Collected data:
⁂

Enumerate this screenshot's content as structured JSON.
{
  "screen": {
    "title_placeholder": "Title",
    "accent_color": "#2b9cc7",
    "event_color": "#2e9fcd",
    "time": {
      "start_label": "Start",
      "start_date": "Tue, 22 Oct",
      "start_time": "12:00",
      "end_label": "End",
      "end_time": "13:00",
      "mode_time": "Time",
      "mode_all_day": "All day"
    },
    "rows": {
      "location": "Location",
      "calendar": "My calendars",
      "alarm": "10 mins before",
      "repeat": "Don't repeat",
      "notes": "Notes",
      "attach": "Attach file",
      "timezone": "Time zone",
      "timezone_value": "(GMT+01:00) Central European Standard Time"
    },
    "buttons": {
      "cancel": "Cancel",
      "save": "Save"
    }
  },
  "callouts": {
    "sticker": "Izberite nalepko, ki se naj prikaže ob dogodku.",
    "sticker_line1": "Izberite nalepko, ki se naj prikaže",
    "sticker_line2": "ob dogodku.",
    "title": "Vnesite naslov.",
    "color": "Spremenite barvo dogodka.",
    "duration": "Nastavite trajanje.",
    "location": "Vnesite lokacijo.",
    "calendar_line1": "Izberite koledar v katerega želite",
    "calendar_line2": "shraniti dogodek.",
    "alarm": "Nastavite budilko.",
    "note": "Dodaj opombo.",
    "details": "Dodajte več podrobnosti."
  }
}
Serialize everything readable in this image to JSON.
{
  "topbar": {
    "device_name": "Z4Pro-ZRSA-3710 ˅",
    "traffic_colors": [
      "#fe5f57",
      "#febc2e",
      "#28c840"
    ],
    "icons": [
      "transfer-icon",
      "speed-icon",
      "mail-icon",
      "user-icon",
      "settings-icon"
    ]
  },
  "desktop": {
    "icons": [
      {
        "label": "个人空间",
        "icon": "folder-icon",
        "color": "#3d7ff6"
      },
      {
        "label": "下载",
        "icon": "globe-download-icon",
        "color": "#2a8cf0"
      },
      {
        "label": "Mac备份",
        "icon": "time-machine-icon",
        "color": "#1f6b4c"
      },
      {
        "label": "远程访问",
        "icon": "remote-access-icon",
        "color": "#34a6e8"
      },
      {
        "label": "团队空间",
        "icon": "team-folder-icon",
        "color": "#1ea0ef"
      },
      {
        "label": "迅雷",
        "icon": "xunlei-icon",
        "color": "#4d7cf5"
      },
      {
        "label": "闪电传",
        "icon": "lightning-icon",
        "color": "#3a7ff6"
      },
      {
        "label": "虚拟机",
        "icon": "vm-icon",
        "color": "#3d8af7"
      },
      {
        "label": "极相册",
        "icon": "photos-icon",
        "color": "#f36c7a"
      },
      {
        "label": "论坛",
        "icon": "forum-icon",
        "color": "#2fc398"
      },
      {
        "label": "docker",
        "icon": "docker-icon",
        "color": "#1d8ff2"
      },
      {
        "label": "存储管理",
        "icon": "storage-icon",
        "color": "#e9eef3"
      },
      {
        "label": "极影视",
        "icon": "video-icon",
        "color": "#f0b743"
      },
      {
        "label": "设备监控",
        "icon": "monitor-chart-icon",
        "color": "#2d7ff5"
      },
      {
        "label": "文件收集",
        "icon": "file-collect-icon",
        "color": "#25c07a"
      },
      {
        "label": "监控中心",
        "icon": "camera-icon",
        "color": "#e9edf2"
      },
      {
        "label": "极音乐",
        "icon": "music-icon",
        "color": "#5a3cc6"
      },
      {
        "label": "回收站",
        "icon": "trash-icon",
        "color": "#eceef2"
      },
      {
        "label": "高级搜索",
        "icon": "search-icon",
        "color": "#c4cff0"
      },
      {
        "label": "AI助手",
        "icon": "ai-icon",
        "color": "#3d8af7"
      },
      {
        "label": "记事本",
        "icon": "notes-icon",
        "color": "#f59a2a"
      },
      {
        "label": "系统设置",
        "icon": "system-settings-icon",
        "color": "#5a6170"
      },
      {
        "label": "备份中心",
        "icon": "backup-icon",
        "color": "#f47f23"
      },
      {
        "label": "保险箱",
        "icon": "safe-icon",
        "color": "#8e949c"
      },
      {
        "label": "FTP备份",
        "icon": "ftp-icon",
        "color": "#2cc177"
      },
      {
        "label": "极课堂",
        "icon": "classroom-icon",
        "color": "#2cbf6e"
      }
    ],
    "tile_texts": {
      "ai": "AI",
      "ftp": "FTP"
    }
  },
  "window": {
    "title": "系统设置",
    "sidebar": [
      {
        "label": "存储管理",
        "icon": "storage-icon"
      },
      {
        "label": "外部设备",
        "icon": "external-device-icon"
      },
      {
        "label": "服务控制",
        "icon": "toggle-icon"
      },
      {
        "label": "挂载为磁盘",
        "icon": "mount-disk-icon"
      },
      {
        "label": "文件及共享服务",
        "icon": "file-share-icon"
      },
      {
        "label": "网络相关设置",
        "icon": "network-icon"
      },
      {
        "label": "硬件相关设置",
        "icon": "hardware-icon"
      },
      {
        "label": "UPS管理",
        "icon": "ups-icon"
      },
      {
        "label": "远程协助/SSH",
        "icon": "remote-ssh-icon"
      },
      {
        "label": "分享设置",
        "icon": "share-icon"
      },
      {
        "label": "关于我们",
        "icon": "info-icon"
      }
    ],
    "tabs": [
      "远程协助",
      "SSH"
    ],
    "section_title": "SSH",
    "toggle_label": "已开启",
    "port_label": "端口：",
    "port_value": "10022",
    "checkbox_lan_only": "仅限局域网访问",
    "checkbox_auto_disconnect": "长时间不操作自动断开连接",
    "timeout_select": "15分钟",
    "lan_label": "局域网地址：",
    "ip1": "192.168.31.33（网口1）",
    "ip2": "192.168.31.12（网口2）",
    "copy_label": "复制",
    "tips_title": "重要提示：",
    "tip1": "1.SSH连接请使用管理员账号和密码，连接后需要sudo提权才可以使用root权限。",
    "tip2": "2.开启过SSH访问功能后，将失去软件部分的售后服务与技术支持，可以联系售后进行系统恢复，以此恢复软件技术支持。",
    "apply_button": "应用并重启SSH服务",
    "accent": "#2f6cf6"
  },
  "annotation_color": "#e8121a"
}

⁂

Restate every record exactly, leaving nothing out.

Enumerate this screenshot's content as structured JSON.
{
  "screen": {
    "title_placeholder": "Title",
    "accent_color": "#2b9cc7",
    "event_color": "#2e9fcd",
    "time": {
      "start_label": "Start",
      "start_date": "Tue, 22 Oct",
      "start_time": "12:00",
      "end_label": "End",
      "end_time": "13:00",
      "mode_time": "Time",
      "mode_all_day": "All day"
    },
    "rows": {
      "location": "Location",
      "calendar": "My calendars",
      "alarm": "10 mins before",
      "repeat": "Don't repeat",
      "notes": "Notes",
      "attach": "Attach file",
      "timezone": "Time zone",
      "timezone_value": "(GMT+01:00) Central European Standard Time"
    },
    "buttons": {
      "cancel": "Cancel",
      "save": "Save"
    }
  },
  "callouts": {
    "sticker": "Izberite nalepko, ki se naj prikaže ob dogodku.",
    "sticker_line1": "Izberite nalepko, ki se naj prikaže",
    "sticker_line2": "ob dogodku.",
    "title": "Vnesite naslov.",
    "color": "Spremenite barvo dogodka.",
    "duration": "Nastavite trajanje.",
    "location": "Vnesite lokacijo.",
    "calendar_line1": "Izberite koledar v katerega želite",
    "calendar_line2": "shraniti dogodek.",
    "alarm": "Nastavite budilko.",
    "note": "Dodaj opombo.",
    "details": "Dodajte več podrobnosti."
  }
}
Serialize everything readable in this image to JSON.
{
  "topbar": {
    "device_name": "Z4Pro-ZRSA-3710 ˅",
    "traffic_colors": [
      "#fe5f57",
      "#febc2e",
      "#28c840"
    ],
    "icons": [
      "transfer-icon",
      "speed-icon",
      "mail-icon",
      "user-icon",
      "settings-icon"
    ]
  },
  "desktop": {
    "icons": [
      {
        "label": "个人空间",
        "icon": "folder-icon",
        "color": "#3d7ff6"
      },
      {
        "label": "下载",
        "icon": "globe-download-icon",
        "color": "#2a8cf0"
      },
      {
        "label": "Mac备份",
        "icon": "time-machine-icon",
        "color": "#1f6b4c"
      },
      {
        "label": "远程访问",
        "icon": "remote-access-icon",
        "color": "#34a6e8"
      },
      {
        "label": "团队空间",
        "icon": "team-folder-icon",
        "color": "#1ea0ef"
      },
      {
        "label": "迅雷",
        "icon": "xunlei-icon",
        "color": "#4d7cf5"
      },
      {
        "label": "闪电传",
        "icon": "lightning-icon",
        "color": "#3a7ff6"
      },
      {
        "label": "虚拟机",
        "icon": "vm-icon",
        "color": "#3d8af7"
      },
      {
        "label": "极相册",
        "icon": "photos-icon",
        "color": "#f36c7a"
      },
      {
        "label": "论坛",
        "icon": "forum-icon",
        "color": "#2fc398"
      },
      {
        "label": "docker",
        "icon": "docker-icon",
        "color": "#1d8ff2"
      },
      {
        "label": "存储管理",
        "icon": "storage-icon",
        "color": "#e9eef3"
      },
      {
        "label": "极影视",
        "icon": "video-icon",
        "color": "#f0b743"
      },
      {
        "label": "设备监控",
        "icon": "monitor-chart-icon",
        "color": "#2d7ff5"
      },
      {
        "label": "文件收集",
        "icon": "file-collect-icon",
        "color": "#25c07a"
      },
      {
        "label": "监控中心",
        "icon": "camera-icon",
        "color": "#e9edf2"
      },
      {
        "label": "极音乐",
        "icon": "music-icon",
        "color": "#5a3cc6"
      },
      {
        "label": "回收站",
        "icon": "trash-icon",
        "color": "#eceef2"
      },
      {
        "label": "高级搜索",
        "icon": "search-icon",
        "color": "#c4cff0"
      },
      {
        "label": "AI助手",
        "icon": "ai-icon",
        "color": "#3d8af7"
      },
      {
        "label": "记事本",
        "icon": "notes-icon",
        "color": "#f59a2a"
      },
      {
        "label": "系统设置",
        "icon": "system-settings-icon",
        "color": "#5a6170"
      },
      {
        "label": "备份中心",
        "icon": "backup-icon",
        "color": "#f47f23"
      },
      {
        "label": "保险箱",
        "icon": "safe-icon",
        "color": "#8e949c"
      },
      {
        "label": "FTP备份",
        "icon": "ftp-icon",
        "color": "#2cc177"
      },
      {
        "label": "极课堂",
        "icon": "classroom-icon",
        "color": "#2cbf6e"
      }
    ],
    "tile_texts": {
      "ai": "AI",
      "ftp": "FTP"
    }
  },
  "window": {
    "title": "系统设置",
    "sidebar": [
      {
        "label": "存储管理",
        "icon": "storage-icon"
      },
      {
        "label": "外部设备",
        "icon": "external-device-icon"
      },
      {
        "label": "服务控制",
        "icon": "toggle-icon"
      },
      {
        "label": "挂载为磁盘",
        "icon": "mount-disk-icon"
      },
      {
        "label": "文件及共享服务",
        "icon": "file-share-icon"
      },
      {
        "label": "网络相关设置",
        "icon": "network-icon"
      },
      {
        "label": "硬件相关设置",
        "icon": "hardware-icon"
      },
      {
        "label": "UPS管理",
        "icon": "ups-icon"
      },
      {
        "label": "远程协助/SSH",
        "icon": "remote-ssh-icon"
      },
      {
        "label": "分享设置",
        "icon": "share-icon"
      },
      {
        "label": "关于我们",
        "icon": "info-icon"
      }
    ],
    "tabs": [
      "远程协助",
      "SSH"
    ],
    "section_title": "SSH",
    "toggle_label": "已开启",
    "port_label": "端口：",
    "port_value": "10022",
    "checkbox_lan_only": "仅限局域网访问",
    "checkbox_auto_disconnect": "长时间不操作自动断开连接",
    "timeout_select": "15分钟",
    "lan_label": "局域网地址：",
    "ip1": "192.168.31.33（网口1）",
    "ip2": "192.168.31.12（网口2）",
    "copy_label": "复制",
    "tips_title": "重要提示：",
    "tip1": "1.SSH连接请使用管理员账号和密码，连接后需要sudo提权才可以使用root权限。",
    "tip2": "2.开启过SSH访问功能后，将失去软件部分的售后服务与技术支持，可以联系售后进行系统恢复，以此恢复软件技术支持。",
    "apply_button": "应用并重启SSH服务",
    "accent": "#2f6cf6"
  },
  "annotation_color": "#e8121a"
}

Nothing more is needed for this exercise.